Directions |
Using the data below, gather each line that includes the word "Wedding".

Stored records |

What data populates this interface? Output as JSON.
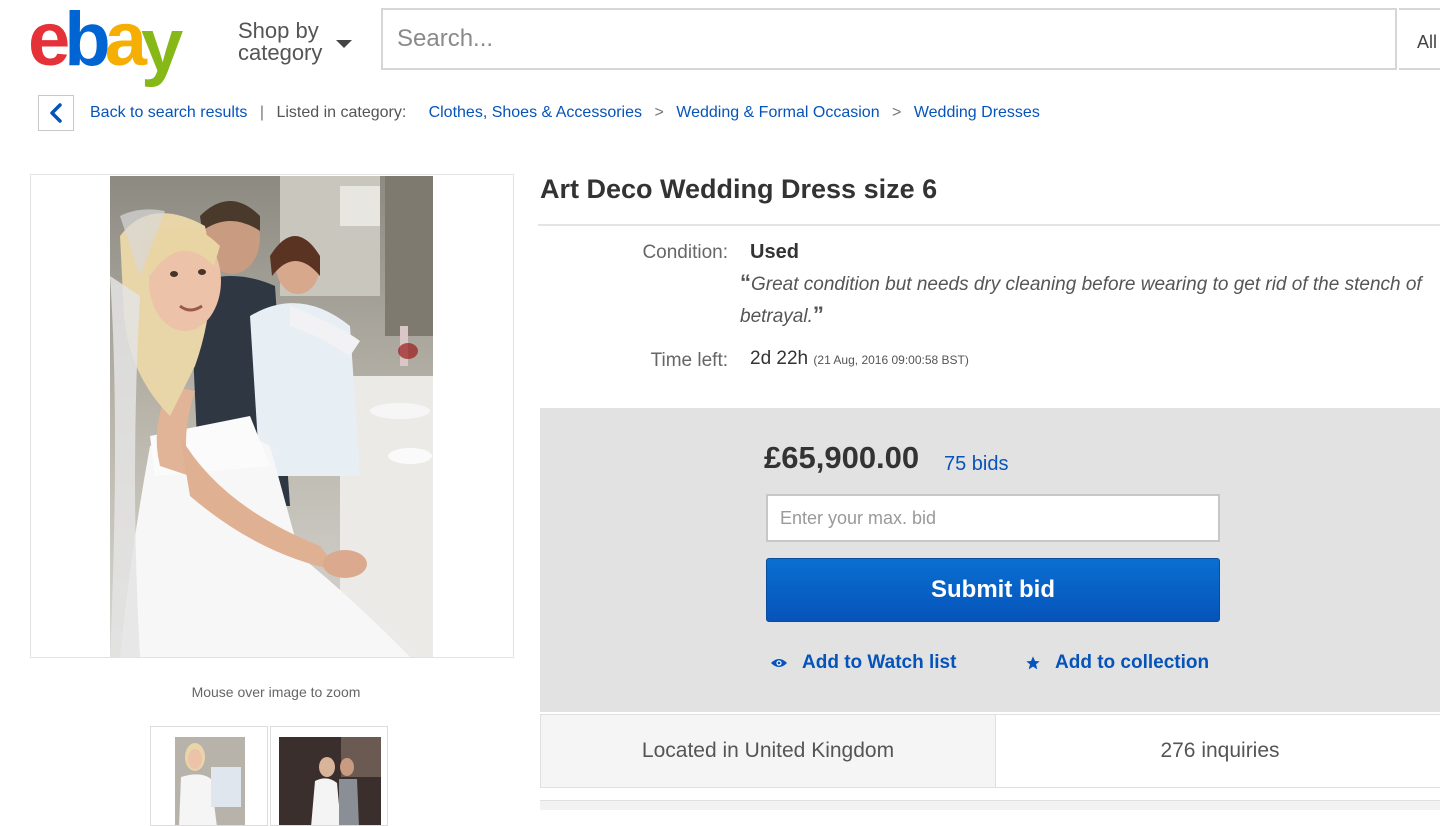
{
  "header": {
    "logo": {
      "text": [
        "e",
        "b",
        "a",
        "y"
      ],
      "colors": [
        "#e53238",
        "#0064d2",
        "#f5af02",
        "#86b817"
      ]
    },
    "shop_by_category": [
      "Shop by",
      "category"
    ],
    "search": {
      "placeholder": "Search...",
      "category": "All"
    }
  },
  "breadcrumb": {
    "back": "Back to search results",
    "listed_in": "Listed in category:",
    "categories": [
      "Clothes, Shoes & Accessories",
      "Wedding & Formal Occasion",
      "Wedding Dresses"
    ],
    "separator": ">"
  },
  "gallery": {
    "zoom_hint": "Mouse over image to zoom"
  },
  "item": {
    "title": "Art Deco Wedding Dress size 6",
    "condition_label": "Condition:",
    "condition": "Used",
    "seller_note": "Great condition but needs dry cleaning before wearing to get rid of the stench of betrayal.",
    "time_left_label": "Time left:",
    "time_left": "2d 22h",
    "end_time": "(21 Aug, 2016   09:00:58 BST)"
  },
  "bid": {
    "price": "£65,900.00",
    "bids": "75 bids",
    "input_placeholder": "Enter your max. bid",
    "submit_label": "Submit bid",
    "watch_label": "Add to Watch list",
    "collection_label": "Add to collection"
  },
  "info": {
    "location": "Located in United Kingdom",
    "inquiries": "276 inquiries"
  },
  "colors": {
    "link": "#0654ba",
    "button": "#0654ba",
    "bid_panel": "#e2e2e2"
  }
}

...

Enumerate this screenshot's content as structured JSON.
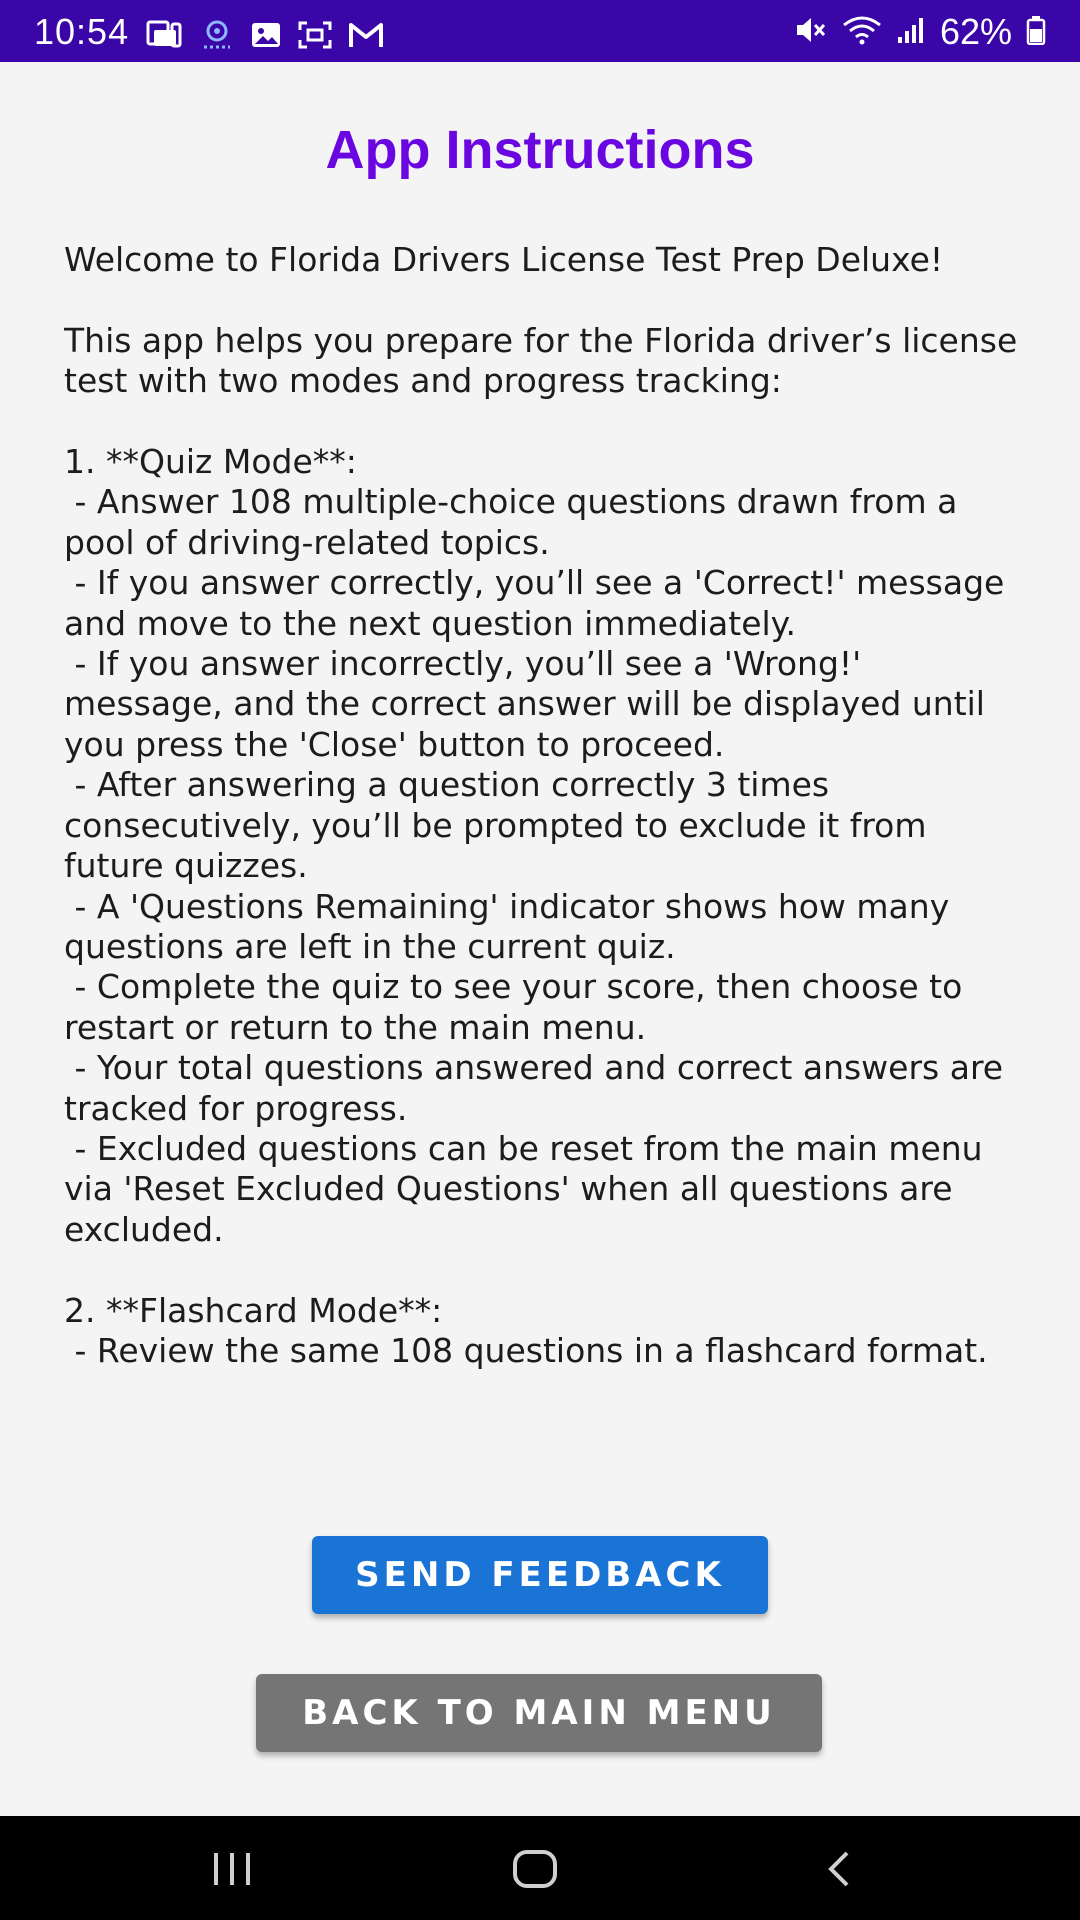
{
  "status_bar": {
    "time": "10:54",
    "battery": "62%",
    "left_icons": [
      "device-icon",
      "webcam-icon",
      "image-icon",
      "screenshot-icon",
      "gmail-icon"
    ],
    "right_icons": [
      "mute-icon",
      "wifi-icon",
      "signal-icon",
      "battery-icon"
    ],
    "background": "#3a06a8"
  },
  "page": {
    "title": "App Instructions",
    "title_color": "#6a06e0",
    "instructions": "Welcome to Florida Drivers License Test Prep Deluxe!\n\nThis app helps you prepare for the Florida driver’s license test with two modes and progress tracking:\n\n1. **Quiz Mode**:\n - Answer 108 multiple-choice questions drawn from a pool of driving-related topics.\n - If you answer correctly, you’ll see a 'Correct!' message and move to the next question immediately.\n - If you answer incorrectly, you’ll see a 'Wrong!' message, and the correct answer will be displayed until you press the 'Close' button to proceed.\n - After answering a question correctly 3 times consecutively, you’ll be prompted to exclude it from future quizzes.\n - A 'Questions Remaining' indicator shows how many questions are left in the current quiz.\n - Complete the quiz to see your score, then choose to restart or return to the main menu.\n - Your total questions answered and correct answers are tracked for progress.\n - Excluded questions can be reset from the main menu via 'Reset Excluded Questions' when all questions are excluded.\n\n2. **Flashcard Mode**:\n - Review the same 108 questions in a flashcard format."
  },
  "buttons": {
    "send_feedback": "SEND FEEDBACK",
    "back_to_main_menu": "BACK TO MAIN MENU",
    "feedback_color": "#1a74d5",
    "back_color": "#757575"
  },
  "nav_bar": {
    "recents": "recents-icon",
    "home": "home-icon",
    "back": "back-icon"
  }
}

Solution to the exercise |
      "Wedding & Formal Occasion",
      "Wedding Dresses"
    "title": "Art Deco Wedding Dress size 6",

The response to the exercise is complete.